### Requirements:
Go through the material below and copy all lines with "heart".

### Source records:
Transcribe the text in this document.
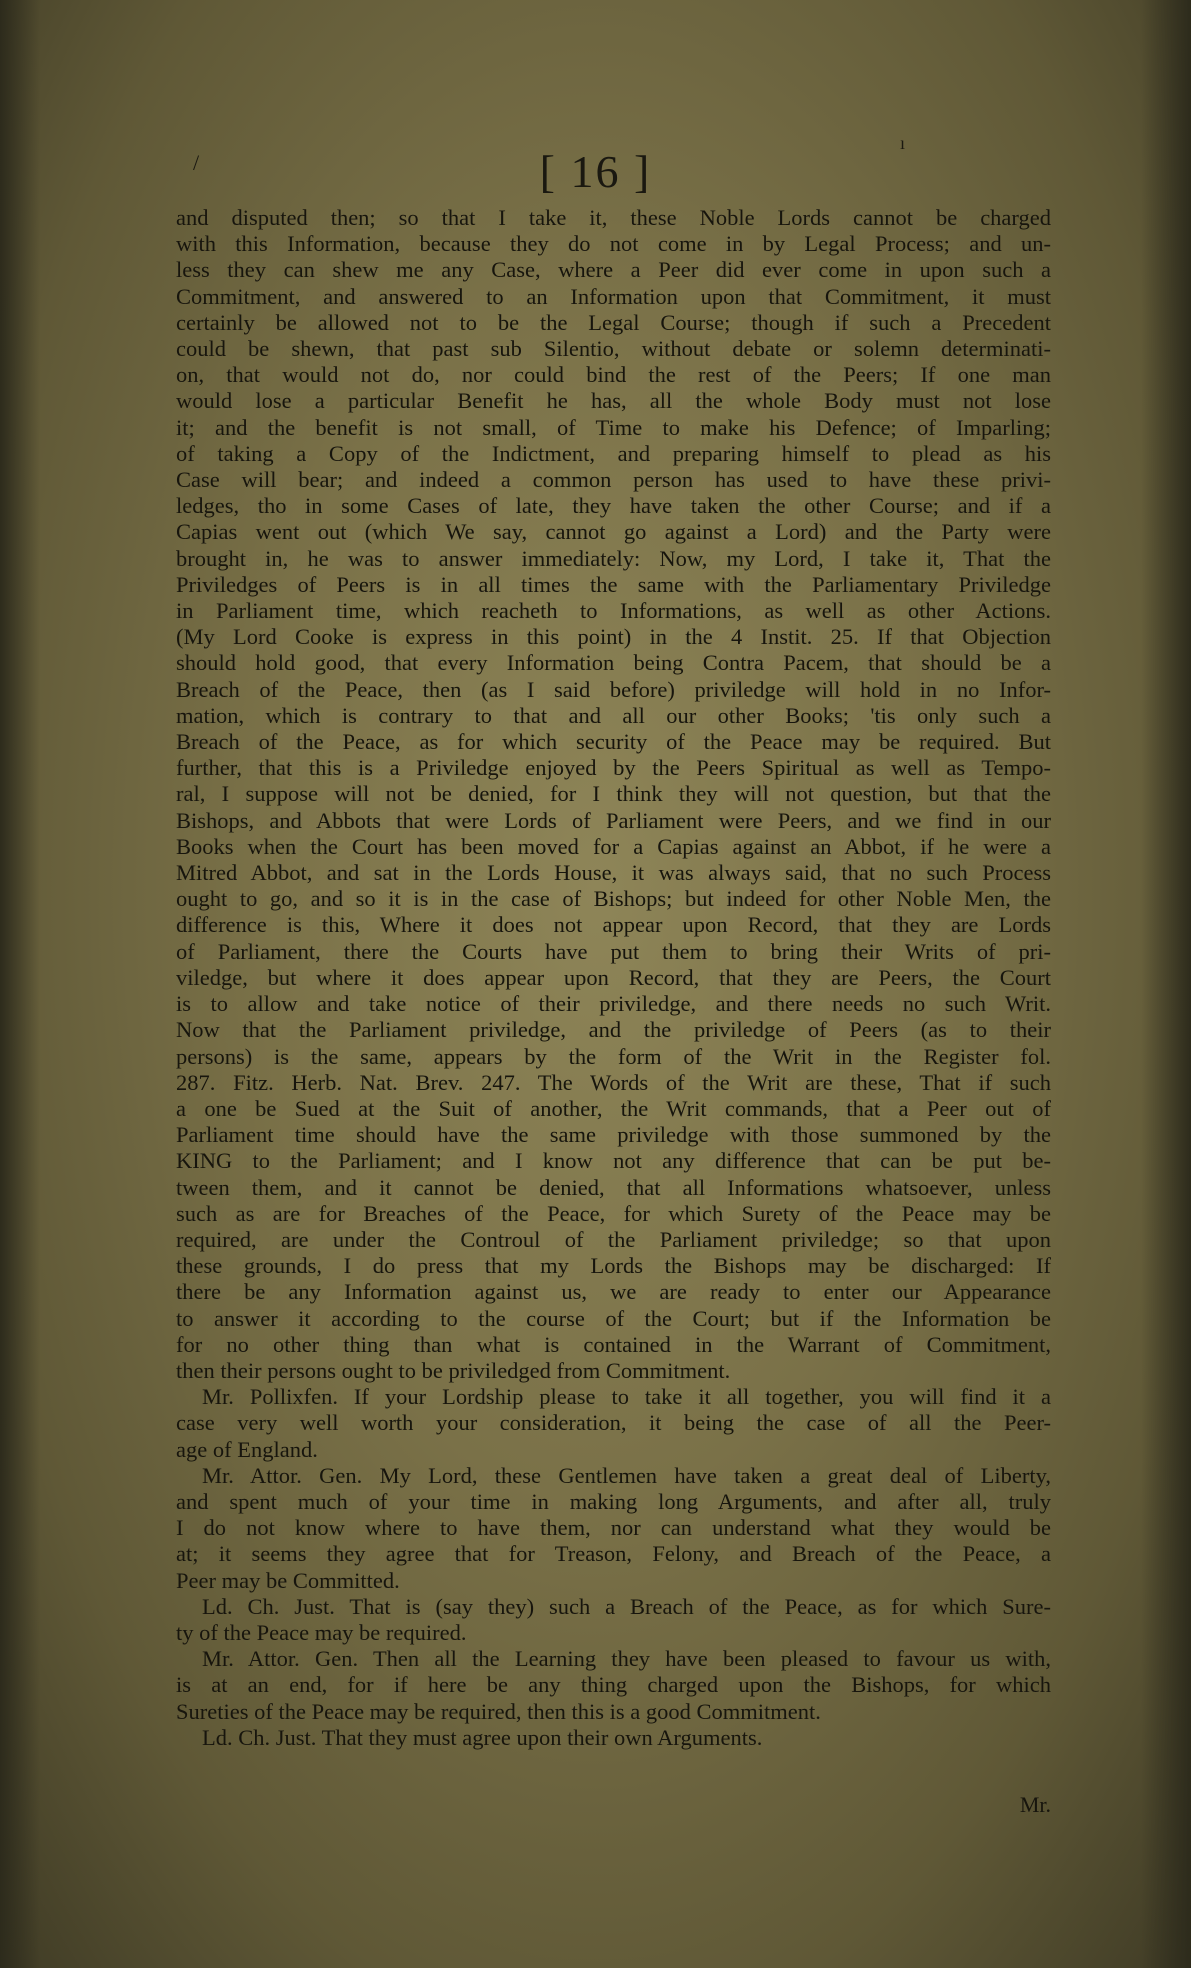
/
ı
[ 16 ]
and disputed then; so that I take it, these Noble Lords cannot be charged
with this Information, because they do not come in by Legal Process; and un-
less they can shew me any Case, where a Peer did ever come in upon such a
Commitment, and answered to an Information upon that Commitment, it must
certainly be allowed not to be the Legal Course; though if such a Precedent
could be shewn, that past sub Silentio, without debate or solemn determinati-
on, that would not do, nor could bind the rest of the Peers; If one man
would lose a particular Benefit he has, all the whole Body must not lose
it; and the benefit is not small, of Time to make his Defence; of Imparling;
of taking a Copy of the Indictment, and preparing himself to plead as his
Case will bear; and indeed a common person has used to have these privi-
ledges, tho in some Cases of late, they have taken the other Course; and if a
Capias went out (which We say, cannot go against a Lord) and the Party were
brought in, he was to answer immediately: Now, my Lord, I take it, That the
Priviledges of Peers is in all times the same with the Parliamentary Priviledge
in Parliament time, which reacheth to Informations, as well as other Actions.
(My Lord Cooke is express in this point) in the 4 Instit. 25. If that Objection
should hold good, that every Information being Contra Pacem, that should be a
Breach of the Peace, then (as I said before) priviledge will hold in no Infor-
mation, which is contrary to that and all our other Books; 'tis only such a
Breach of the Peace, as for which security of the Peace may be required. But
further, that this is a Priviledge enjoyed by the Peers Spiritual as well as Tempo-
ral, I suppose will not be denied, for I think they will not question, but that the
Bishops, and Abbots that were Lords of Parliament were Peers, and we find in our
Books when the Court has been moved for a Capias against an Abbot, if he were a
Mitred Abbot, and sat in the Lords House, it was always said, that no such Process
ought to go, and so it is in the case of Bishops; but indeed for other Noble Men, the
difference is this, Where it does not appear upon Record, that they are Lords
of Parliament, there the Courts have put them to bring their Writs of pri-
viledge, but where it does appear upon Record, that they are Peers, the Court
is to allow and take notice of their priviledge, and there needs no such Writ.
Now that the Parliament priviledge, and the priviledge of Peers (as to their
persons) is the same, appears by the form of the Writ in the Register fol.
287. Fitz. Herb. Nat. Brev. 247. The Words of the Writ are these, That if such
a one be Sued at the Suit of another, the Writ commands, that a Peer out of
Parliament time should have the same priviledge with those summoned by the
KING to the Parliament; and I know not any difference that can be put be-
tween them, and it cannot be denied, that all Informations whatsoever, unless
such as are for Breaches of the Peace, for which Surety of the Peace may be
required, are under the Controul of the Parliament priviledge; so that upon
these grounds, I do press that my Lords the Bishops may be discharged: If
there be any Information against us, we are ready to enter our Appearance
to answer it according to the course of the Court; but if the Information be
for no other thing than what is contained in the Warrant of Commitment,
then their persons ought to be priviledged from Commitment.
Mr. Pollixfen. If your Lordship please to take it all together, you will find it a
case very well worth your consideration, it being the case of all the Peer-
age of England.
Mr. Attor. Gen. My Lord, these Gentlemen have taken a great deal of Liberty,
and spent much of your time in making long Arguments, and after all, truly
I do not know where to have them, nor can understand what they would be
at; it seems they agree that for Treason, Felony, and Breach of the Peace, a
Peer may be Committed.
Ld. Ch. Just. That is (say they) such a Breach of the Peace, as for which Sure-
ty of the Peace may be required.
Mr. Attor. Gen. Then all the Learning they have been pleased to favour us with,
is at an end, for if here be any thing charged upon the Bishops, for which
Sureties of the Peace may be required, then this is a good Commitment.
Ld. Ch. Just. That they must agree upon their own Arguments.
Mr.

...

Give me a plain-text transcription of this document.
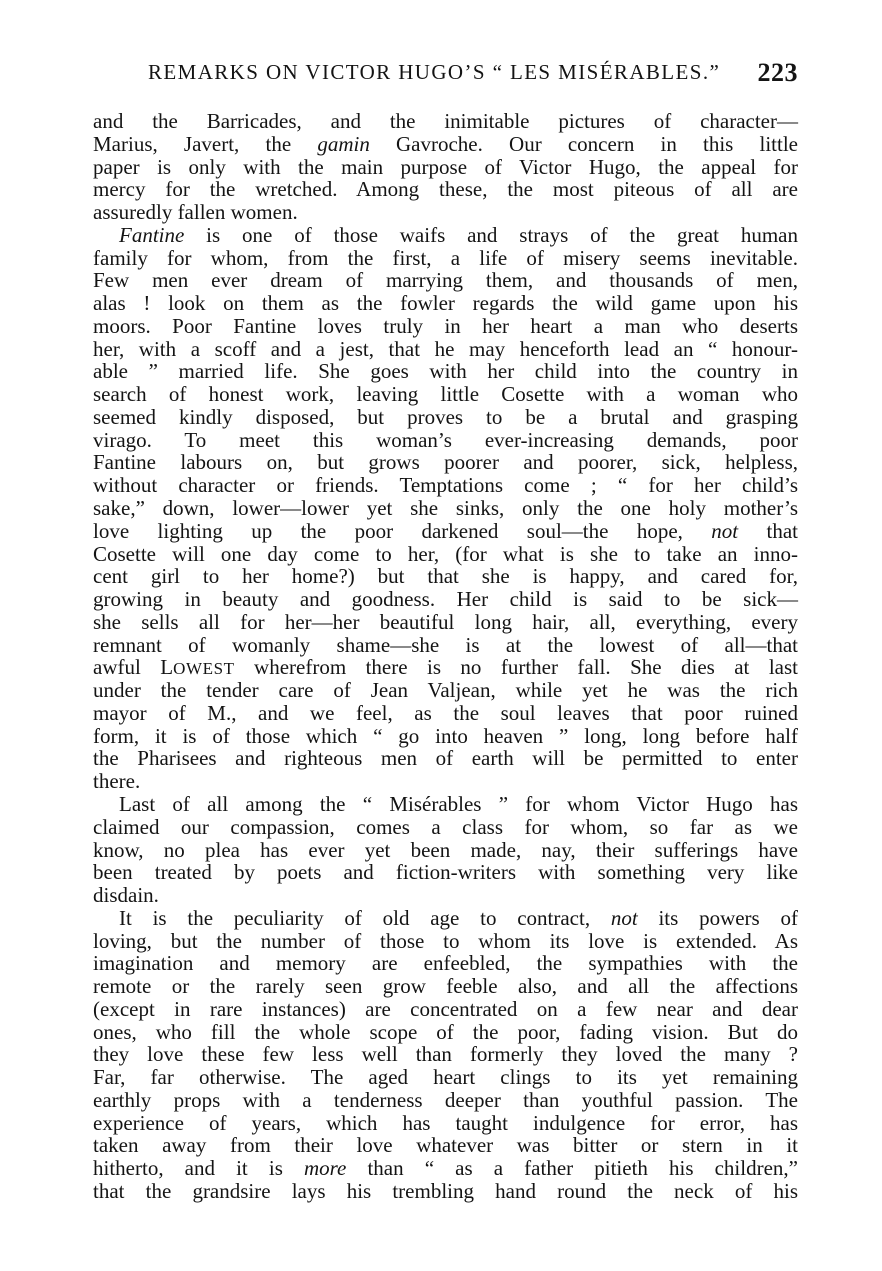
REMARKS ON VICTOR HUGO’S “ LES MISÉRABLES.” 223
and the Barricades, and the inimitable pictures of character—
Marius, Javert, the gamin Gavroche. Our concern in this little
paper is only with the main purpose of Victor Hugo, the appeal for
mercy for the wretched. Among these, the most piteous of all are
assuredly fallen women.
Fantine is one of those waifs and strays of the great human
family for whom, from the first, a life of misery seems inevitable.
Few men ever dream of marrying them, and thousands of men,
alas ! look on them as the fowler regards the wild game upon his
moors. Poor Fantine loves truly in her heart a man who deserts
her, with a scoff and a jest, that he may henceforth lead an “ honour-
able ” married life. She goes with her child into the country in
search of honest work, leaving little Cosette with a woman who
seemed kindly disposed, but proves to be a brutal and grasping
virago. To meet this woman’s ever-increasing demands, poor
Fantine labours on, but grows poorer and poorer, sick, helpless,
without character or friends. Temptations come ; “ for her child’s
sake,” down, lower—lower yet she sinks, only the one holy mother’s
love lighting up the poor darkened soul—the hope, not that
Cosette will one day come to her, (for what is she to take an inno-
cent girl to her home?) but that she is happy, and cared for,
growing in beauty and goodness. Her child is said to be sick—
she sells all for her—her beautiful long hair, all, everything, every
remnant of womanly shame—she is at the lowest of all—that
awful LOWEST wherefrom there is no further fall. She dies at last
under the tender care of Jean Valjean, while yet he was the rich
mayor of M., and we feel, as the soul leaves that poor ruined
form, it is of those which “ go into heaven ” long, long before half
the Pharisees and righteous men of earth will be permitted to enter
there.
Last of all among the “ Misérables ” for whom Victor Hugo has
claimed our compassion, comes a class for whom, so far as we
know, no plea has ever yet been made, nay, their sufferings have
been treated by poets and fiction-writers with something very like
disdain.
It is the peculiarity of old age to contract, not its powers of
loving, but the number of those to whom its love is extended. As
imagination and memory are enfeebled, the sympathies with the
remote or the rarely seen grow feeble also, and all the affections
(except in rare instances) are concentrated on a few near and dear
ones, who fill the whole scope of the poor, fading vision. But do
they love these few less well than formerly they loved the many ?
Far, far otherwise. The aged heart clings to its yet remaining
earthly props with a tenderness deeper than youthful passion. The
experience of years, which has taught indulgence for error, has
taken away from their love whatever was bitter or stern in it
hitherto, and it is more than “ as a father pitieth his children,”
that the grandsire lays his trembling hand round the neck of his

### Written answer:
moors. Poor Fantine loves truly in her heart a man who deserts
Far, far otherwise. The aged heart clings to its yet remaining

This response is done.